* What is expected
Reproduce all of the data exactly.

* Data section
begin

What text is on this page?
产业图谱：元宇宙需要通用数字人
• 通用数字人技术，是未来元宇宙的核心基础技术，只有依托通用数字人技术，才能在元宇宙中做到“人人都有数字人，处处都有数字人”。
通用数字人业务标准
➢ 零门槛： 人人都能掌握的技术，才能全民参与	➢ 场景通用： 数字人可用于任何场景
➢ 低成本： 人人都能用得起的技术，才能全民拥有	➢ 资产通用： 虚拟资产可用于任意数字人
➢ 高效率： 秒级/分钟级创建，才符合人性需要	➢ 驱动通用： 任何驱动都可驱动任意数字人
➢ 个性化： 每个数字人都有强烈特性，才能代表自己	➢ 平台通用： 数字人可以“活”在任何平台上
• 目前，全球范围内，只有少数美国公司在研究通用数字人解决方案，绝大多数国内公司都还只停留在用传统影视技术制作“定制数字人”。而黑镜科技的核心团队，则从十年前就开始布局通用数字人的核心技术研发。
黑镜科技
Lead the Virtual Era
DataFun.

end

* Expected answer
What text is on this page?
产业图谱：元宇宙需要通用数字人
• 通用数字人技术，是未来元宇宙的核心基础技术，只有依托通用数字人技术，才能在元宇宙中做到“人人都有数字人，处处都有数字人”。
通用数字人业务标准
➢ 零门槛： 人人都能掌握的技术，才能全民参与	➢ 场景通用： 数字人可用于任何场景
➢ 低成本： 人人都能用得起的技术，才能全民拥有	➢ 资产通用： 虚拟资产可用于任意数字人
➢ 高效率： 秒级/分钟级创建，才符合人性需要	➢ 驱动通用： 任何驱动都可驱动任意数字人
➢ 个性化： 每个数字人都有强烈特性，才能代表自己	➢ 平台通用： 数字人可以“活”在任何平台上
• 目前，全球范围内，只有少数美国公司在研究通用数字人解决方案，绝大多数国内公司都还只停留在用传统影视技术制作“定制数字人”。而黑镜科技的核心团队，则从十年前就开始布局通用数字人的核心技术研发。
黑镜科技
Lead the Virtual Era
DataFun.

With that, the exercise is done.